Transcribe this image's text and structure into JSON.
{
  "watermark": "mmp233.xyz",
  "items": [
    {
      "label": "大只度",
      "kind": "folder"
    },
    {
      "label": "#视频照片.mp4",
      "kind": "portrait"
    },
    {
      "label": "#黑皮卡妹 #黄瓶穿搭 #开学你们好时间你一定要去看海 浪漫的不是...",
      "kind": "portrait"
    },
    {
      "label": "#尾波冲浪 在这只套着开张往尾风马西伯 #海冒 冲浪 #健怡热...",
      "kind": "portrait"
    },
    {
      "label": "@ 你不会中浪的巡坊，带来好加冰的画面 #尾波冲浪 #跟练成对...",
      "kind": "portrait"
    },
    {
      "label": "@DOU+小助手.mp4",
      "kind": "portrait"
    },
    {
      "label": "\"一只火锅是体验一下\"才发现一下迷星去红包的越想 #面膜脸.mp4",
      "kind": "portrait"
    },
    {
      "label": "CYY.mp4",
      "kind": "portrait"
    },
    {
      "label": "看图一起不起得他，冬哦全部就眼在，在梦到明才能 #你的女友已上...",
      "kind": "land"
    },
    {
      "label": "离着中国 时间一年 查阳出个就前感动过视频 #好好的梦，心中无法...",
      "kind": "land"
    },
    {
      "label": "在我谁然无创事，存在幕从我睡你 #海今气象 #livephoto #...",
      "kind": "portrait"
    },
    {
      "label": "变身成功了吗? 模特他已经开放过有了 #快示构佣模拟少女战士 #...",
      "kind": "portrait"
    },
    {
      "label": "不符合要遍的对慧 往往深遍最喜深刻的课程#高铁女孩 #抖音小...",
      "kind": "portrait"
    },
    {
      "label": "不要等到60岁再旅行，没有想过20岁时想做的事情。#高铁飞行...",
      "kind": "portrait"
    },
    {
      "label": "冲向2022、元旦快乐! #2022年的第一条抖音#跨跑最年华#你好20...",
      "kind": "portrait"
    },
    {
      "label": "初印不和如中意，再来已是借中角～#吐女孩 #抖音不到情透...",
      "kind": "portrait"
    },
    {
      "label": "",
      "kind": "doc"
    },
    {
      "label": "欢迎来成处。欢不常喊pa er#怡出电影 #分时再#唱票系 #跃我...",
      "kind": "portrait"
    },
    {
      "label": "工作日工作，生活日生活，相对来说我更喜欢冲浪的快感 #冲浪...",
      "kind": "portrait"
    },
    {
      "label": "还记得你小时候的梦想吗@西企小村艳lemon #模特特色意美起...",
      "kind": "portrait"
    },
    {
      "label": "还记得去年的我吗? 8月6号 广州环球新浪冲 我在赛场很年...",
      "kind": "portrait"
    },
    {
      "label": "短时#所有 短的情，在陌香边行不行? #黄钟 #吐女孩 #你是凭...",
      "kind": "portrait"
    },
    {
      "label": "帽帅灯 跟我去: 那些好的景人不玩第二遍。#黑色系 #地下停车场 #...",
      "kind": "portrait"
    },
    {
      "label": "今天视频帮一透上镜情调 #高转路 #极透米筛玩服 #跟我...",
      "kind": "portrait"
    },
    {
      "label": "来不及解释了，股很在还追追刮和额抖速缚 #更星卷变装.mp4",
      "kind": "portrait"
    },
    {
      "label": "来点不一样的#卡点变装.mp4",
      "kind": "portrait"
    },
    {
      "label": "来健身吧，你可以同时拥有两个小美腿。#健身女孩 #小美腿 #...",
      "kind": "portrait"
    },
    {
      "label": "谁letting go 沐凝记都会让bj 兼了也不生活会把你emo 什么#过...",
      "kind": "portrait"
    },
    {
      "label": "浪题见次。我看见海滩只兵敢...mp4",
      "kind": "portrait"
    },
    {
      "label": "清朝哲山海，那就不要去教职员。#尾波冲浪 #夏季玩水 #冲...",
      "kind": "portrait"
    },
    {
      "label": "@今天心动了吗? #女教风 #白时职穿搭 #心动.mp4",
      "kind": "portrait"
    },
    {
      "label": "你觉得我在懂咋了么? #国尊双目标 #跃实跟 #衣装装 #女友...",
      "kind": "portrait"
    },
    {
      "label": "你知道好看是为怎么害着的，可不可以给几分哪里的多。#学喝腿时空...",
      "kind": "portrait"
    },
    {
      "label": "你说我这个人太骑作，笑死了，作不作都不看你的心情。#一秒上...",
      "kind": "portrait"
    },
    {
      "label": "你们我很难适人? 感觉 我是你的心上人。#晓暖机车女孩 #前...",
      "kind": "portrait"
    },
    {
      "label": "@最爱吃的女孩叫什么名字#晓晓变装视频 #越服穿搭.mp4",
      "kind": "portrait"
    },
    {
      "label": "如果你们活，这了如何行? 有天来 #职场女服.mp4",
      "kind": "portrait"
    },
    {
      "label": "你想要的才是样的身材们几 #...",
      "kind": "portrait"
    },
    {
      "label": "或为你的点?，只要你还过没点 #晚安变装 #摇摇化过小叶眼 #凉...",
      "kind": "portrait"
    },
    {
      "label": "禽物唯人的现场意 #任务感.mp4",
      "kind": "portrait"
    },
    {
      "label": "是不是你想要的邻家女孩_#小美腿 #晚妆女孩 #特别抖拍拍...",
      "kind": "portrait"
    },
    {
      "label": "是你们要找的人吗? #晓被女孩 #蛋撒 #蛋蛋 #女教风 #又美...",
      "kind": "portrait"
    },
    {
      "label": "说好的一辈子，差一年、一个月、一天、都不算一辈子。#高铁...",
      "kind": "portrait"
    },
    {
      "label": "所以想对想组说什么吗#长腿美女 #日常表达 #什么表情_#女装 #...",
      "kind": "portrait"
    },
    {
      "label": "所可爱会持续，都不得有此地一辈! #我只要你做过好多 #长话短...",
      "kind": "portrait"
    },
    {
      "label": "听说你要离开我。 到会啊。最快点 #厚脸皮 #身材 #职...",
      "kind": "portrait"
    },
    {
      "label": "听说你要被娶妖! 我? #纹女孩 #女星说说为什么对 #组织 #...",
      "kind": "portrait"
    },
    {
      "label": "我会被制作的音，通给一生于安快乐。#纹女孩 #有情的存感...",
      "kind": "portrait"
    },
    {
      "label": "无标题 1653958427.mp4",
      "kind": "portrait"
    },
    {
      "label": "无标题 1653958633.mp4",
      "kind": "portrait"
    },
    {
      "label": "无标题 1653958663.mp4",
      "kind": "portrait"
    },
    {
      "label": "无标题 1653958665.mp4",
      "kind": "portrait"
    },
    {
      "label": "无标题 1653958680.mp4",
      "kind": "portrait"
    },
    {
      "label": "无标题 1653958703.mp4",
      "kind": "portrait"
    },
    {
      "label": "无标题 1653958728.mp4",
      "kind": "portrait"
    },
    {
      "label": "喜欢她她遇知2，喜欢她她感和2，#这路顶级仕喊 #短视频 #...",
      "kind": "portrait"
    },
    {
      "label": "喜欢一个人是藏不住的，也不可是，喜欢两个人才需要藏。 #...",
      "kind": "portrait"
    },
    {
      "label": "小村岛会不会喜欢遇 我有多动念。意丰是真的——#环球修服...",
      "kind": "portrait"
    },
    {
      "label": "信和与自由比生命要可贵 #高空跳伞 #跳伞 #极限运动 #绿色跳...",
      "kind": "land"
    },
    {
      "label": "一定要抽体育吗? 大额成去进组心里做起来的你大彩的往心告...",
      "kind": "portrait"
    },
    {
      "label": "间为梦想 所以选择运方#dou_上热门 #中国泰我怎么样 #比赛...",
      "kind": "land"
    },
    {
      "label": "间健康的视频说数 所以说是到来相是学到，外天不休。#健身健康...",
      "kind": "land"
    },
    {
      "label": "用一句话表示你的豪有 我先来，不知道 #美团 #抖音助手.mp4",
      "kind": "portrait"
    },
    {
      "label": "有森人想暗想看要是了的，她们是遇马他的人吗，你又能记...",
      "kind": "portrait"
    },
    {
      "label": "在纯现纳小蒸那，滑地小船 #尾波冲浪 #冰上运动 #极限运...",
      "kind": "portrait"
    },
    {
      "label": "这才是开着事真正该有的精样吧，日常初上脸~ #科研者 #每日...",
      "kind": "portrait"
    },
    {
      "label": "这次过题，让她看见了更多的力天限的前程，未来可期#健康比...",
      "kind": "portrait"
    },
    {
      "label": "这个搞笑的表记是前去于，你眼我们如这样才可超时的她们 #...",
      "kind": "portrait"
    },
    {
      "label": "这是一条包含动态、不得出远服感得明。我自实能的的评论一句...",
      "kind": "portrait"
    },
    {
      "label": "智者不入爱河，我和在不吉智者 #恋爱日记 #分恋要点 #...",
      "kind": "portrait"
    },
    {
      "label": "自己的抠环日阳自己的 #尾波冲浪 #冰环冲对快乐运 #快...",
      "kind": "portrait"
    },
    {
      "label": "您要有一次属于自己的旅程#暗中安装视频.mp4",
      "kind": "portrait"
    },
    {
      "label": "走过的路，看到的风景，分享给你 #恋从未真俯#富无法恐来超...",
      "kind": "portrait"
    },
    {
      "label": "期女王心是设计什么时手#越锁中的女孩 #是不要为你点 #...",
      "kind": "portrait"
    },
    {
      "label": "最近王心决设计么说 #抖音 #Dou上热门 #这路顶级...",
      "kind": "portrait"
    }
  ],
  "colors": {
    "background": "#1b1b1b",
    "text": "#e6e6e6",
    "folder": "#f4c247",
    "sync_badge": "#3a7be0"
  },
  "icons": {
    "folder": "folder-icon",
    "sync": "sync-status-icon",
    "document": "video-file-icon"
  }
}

--------------------

## Problem to solve
State the count of lines in the data holding the word "folder", adding nothing to it.

## Solution for this task
3